BRANO |
◆ ◆ ◆

Caso Regeni: al via il processo agli 007 egiziani

L’accusa: avere sequestrato, torturato e ucciso il ricercatore nel gennaio del 2016 al Cairo. Dopo le eccezioni preliminari delle difese, aggiornamento al 18 marzo

Prima udienza, nel tribunale di Roma, a carico di quattro 007 egiziani accusati del sequestro e dell’omicidio del ricercatore italiano Giulio Regeni, ucciso al Cairo nel 2016. «Una giornata molto importante», l’hanno definita i genitori Claudio e Paola entrando nell’aula giudiziaria, accompagnati dal sostegno di tante persone che fuori dal tribunale esponevano lo striscione “Verità per Giulio Regeni”.

Il procedimento che si è aperto oggi potrebbe vedere come testimoni ex premier, ex ministri e funzionari che al momento dei fatti ricoprivano ruoli apicali nei servizi di sicurezza e alla Farnesina. Le accuse verso gli imputati – il generale Tariq Sabir, i colonnelli Athar Kamal e Uhsam Helmi e il maggiore Magdi Ibrahim Abdel Sharif – vanno dal concorso in lesioni personali aggravate all’ omicidio aggravato, al sequestro di persona aggravato.

 Nel processo si è costituita parte civile la presidenza del Consiglio, che ha sollecitato, in caso di condanna degli imputati, un risarcimento di 2 milioni di euro. Nell’atto di costituzione di parte civile l’Avvocatura dello Stato scrive che si è in presenza di «un orrendo crimine» che «ha colpito profondamente la comunità nazionale, per le incomprensibili motivazioni e per le crudeli modalità di esecuzione».

A dare voce alla soddisfazione dei genitori, al termine della prima udienza, l’avvocato Alessandra Ballerini, che li assiste insieme a Giacomo Satta. «Erano otto anni che aspettavamo questo momento. Finalmente speriamo che il processo possa partire – le sue parole -. Sono state sollevate le questioni preliminari che erano già stata rigettate in tutte le altre aule di giustizia; speriamo, dopo la decisione della Consulta che rafforza molto la nostra posizione, di potere avere un processo contro chi ha fatto tutto il male del mondo a Giulio».

Nel corso processo sono state avanzate dai difensori una serie eccezioni preliminari per chiedere la nullità del decreto che dispone il giudizio su una serie di questioni, tra cui la indeterminatezza del capo di imputazione e il difetto di giurisdizione. Eccezioni su cui la Procura di Roma, rappresentata in aula dal procuratore aggiunto Sergio Colaiocco, ha replicato sostenendo che già altri giudici si sono espressi in passato respingendole e quindi chiedendone il rigetto. Il giudice si è quindi riservato di decidere nella prossima udienza, fissata al 18 marzo.

◆ ◆ ◆

DATI FORNITI |
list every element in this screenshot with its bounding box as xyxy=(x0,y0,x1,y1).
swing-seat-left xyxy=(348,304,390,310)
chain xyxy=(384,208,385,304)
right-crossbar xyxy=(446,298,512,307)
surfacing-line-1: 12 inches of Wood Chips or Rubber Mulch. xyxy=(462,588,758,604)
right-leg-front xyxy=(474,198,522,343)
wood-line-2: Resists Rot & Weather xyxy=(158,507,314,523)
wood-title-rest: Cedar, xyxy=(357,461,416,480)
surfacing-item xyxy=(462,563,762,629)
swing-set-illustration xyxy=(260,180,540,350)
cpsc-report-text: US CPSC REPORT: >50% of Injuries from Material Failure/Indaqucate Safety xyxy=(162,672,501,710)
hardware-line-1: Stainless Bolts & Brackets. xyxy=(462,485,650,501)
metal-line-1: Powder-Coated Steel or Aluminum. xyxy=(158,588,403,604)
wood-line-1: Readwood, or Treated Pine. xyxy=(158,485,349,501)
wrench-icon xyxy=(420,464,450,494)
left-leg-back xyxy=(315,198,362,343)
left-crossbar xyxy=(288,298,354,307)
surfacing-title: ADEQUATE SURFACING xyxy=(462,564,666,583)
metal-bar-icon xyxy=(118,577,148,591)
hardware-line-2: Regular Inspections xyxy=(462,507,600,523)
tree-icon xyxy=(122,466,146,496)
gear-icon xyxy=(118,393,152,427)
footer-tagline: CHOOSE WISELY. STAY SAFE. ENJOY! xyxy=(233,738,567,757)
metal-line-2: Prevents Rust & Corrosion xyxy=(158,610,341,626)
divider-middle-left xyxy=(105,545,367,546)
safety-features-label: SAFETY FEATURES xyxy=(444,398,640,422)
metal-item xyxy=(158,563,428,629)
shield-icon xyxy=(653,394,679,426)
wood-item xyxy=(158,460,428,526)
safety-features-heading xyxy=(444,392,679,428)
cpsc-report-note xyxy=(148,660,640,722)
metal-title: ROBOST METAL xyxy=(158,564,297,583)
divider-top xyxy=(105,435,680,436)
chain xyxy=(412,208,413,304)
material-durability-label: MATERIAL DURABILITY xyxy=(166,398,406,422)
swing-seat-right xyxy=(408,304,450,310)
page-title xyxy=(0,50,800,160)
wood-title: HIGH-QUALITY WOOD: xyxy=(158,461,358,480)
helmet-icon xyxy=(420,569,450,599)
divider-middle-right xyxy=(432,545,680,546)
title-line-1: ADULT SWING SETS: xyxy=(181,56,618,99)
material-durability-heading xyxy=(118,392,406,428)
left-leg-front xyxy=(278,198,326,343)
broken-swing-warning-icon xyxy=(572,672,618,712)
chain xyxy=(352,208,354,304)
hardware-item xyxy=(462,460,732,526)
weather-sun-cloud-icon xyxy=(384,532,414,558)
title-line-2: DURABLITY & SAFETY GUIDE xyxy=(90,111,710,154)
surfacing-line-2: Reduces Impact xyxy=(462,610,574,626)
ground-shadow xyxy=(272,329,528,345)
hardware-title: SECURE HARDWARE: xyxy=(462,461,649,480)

◆ ◆ ◆

CONSEGNA |
Secondo il brano, quale risarcimento ha chiesto la presidenza del Consiglio in caso di condanna degli imputati? Le voci fornite non servono per svolgere l'esercizio.

LA TUA SOLUZIONE |
Un risarcimento di 2 milioni di euro.